Could you print all the entries exactly?

──────────────────────────────

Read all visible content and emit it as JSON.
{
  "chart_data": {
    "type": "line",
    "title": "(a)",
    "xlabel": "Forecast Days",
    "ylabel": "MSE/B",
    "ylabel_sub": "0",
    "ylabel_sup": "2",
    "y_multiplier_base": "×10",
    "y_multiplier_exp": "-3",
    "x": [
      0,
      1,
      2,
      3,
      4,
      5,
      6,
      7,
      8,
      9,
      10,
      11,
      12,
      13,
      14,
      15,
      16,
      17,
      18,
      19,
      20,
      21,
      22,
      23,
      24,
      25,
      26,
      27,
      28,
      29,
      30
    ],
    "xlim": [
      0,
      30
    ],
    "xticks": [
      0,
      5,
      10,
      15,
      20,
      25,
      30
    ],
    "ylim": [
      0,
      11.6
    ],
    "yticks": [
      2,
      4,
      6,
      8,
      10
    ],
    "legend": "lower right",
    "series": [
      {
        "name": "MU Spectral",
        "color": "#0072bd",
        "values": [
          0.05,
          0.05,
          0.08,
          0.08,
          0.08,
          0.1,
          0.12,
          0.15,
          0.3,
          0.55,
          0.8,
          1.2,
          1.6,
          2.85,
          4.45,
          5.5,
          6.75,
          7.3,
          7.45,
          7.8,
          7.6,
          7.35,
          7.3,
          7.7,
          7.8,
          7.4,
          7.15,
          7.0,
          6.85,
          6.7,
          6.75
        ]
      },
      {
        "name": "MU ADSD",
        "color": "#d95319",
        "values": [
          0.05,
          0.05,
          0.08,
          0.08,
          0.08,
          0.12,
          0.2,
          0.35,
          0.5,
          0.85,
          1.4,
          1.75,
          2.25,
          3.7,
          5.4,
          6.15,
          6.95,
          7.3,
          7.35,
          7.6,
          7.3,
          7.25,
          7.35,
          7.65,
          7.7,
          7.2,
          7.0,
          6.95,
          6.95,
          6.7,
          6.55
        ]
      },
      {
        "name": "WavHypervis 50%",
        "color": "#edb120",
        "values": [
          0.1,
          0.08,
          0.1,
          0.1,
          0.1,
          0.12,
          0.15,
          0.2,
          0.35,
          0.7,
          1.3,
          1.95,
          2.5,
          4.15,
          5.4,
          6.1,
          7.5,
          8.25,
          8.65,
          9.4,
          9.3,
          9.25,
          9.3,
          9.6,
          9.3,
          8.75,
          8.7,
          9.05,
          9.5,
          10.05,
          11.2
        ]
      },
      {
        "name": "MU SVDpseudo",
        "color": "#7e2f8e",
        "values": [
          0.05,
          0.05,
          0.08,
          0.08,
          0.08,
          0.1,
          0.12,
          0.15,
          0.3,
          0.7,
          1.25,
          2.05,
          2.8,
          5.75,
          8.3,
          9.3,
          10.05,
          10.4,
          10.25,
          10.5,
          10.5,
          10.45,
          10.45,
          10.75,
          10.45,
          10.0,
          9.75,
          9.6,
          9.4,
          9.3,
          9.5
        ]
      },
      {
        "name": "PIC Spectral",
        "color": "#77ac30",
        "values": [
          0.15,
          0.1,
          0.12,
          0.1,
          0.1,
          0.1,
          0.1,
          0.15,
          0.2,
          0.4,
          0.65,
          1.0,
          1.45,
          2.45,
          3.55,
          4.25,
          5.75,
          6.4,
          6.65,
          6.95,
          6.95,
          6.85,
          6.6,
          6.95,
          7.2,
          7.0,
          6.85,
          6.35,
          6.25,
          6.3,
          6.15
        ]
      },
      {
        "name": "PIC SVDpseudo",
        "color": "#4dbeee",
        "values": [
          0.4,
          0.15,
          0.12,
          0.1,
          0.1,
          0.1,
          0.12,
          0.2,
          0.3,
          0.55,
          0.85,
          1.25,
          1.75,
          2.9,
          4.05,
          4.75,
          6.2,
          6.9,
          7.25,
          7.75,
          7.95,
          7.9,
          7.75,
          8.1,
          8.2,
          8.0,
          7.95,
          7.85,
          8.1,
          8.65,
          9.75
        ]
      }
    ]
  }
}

──────────────────────────────

- [Finished task]:
Read all visible content and emit it as JSON.
{
  "chart_data": {
    "type": "line",
    "title": "(a)",
    "xlabel": "Forecast Days",
    "ylabel": "MSE/B",
    "ylabel_sub": "0",
    "ylabel_sup": "2",
    "y_multiplier_base": "×10",
    "y_multiplier_exp": "-3",
    "x": [
      0,
      1,
      2,
      3,
      4,
      5,
      6,
      7,
      8,
      9,
      10,
      11,
      12,
      13,
      14,
      15,
      16,
      17,
      18,
      19,
      20,
      21,
      22,
      23,
      24,
      25,
      26,
      27,
      28,
      29,
      30
    ],
    "xlim": [
      0,
      30
    ],
    "xticks": [
      0,
      5,
      10,
      15,
      20,
      25,
      30
    ],
    "ylim": [
      0,
      11.6
    ],
    "yticks": [
      2,
      4,
      6,
      8,
      10
    ],
    "legend": "lower right",
    "series": [
      {
        "name": "MU Spectral",
        "color": "#0072bd",
        "values": [
          0.05,
          0.05,
          0.08,
          0.08,
          0.08,
          0.1,
          0.12,
          0.15,
          0.3,
          0.55,
          0.8,
          1.2,
          1.6,
          2.85,
          4.45,
          5.5,
          6.75,
          7.3,
          7.45,
          7.8,
          7.6,
          7.35,
          7.3,
          7.7,
          7.8,
          7.4,
          7.15,
          7.0,
          6.85,
          6.7,
          6.75
        ]
      },
      {
        "name": "MU ADSD",
        "color": "#d95319",
        "values": [
          0.05,
          0.05,
          0.08,
          0.08,
          0.08,
          0.12,
          0.2,
          0.35,
          0.5,
          0.85,
          1.4,
          1.75,
          2.25,
          3.7,
          5.4,
          6.15,
          6.95,
          7.3,
          7.35,
          7.6,
          7.3,
          7.25,
          7.35,
          7.65,
          7.7,
          7.2,
          7.0,
          6.95,
          6.95,
          6.7,
          6.55
        ]
      },
      {
        "name": "WavHypervis 50%",
        "color": "#edb120",
        "values": [
          0.1,
          0.08,
          0.1,
          0.1,
          0.1,
          0.12,
          0.15,
          0.2,
          0.35,
          0.7,
          1.3,
          1.95,
          2.5,
          4.15,
          5.4,
          6.1,
          7.5,
          8.25,
          8.65,
          9.4,
          9.3,
          9.25,
          9.3,
          9.6,
          9.3,
          8.75,
          8.7,
          9.05,
          9.5,
          10.05,
          11.2
        ]
      },
      {
        "name": "MU SVDpseudo",
        "color": "#7e2f8e",
        "values": [
          0.05,
          0.05,
          0.08,
          0.08,
          0.08,
          0.1,
          0.12,
          0.15,
          0.3,
          0.7,
          1.25,
          2.05,
          2.8,
          5.75,
          8.3,
          9.3,
          10.05,
          10.4,
          10.25,
          10.5,
          10.5,
          10.45,
          10.45,
          10.75,
          10.45,
          10.0,
          9.75,
          9.6,
          9.4,
          9.3,
          9.5
        ]
      },
      {
        "name": "PIC Spectral",
        "color": "#77ac30",
        "values": [
          0.15,
          0.1,
          0.12,
          0.1,
          0.1,
          0.1,
          0.1,
          0.15,
          0.2,
          0.4,
          0.65,
          1.0,
          1.45,
          2.45,
          3.55,
          4.25,
          5.75,
          6.4,
          6.65,
          6.95,
          6.95,
          6.85,
          6.6,
          6.95,
          7.2,
          7.0,
          6.85,
          6.35,
          6.25,
          6.3,
          6.15
        ]
      },
      {
        "name": "PIC SVDpseudo",
        "color": "#4dbeee",
        "values": [
          0.4,
          0.15,
          0.12,
          0.1,
          0.1,
          0.1,
          0.12,
          0.2,
          0.3,
          0.55,
          0.85,
          1.25,
          1.75,
          2.9,
          4.05,
          4.75,
          6.2,
          6.9,
          7.25,
          7.75,
          7.95,
          7.9,
          7.75,
          8.1,
          8.2,
          8.0,
          7.95,
          7.85,
          8.1,
          8.65,
          9.75
        ]
      }
    ]
  }
}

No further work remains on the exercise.